Collection entries

····················

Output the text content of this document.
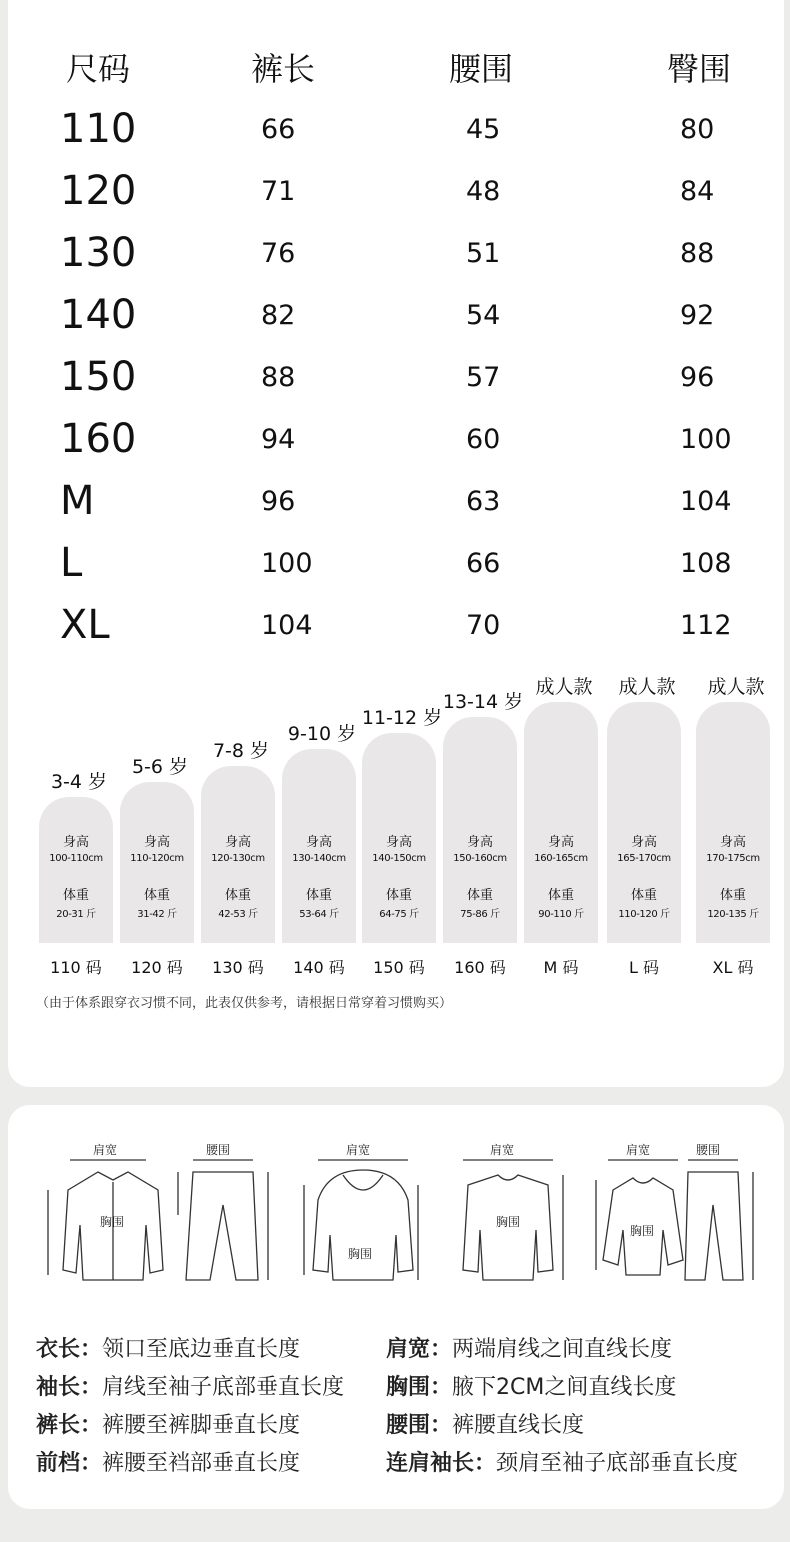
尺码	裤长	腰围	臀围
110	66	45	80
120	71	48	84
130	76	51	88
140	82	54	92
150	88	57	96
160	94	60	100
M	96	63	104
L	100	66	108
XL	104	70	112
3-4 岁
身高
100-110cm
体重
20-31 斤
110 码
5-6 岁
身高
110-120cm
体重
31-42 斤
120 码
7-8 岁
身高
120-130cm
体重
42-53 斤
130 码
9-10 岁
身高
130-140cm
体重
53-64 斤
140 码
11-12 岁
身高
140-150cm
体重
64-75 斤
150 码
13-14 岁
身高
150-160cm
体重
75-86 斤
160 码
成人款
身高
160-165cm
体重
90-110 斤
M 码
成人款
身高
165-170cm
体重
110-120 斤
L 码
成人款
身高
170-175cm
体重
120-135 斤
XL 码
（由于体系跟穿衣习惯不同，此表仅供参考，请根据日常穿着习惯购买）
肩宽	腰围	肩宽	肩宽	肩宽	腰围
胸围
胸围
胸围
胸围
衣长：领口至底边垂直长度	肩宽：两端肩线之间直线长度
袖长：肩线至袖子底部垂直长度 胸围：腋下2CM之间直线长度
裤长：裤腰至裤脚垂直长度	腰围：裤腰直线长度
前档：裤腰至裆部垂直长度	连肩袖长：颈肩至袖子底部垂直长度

····················

WORK TO COMPLETE =>
Pictures are not part of the copy; output everything else in the records exactly.

WORKED ANSWER =>
Output the text content of this document.
尺码	裤长	腰围	臀围
110	66	45	80
120	71	48	84
130	76	51	88
140	82	54	92
150	88	57	96
160	94	60	100
M	96	63	104
L	100	66	108
XL	104	70	112
3-4 岁
身高
100-110cm
体重
20-31 斤
110 码
5-6 岁
身高
110-120cm
体重
31-42 斤
120 码
7-8 岁
身高
120-130cm
体重
42-53 斤
130 码
9-10 岁
身高
130-140cm
体重
53-64 斤
140 码
11-12 岁
身高
140-150cm
体重
64-75 斤
150 码
13-14 岁
身高
150-160cm
体重
75-86 斤
160 码
成人款
身高
160-165cm
体重
90-110 斤
M 码
成人款
身高
165-170cm
体重
110-120 斤
L 码
成人款
身高
170-175cm
体重
120-135 斤
XL 码
（由于体系跟穿衣习惯不同，此表仅供参考，请根据日常穿着习惯购买）
肩宽	腰围	肩宽	肩宽	肩宽	腰围
胸围
胸围
胸围
胸围
衣长：领口至底边垂直长度	肩宽：两端肩线之间直线长度
袖长：肩线至袖子底部垂直长度 胸围：腋下2CM之间直线长度
裤长：裤腰至裤脚垂直长度	腰围：裤腰直线长度
前档：裤腰至裆部垂直长度	连肩袖长：颈肩至袖子底部垂直长度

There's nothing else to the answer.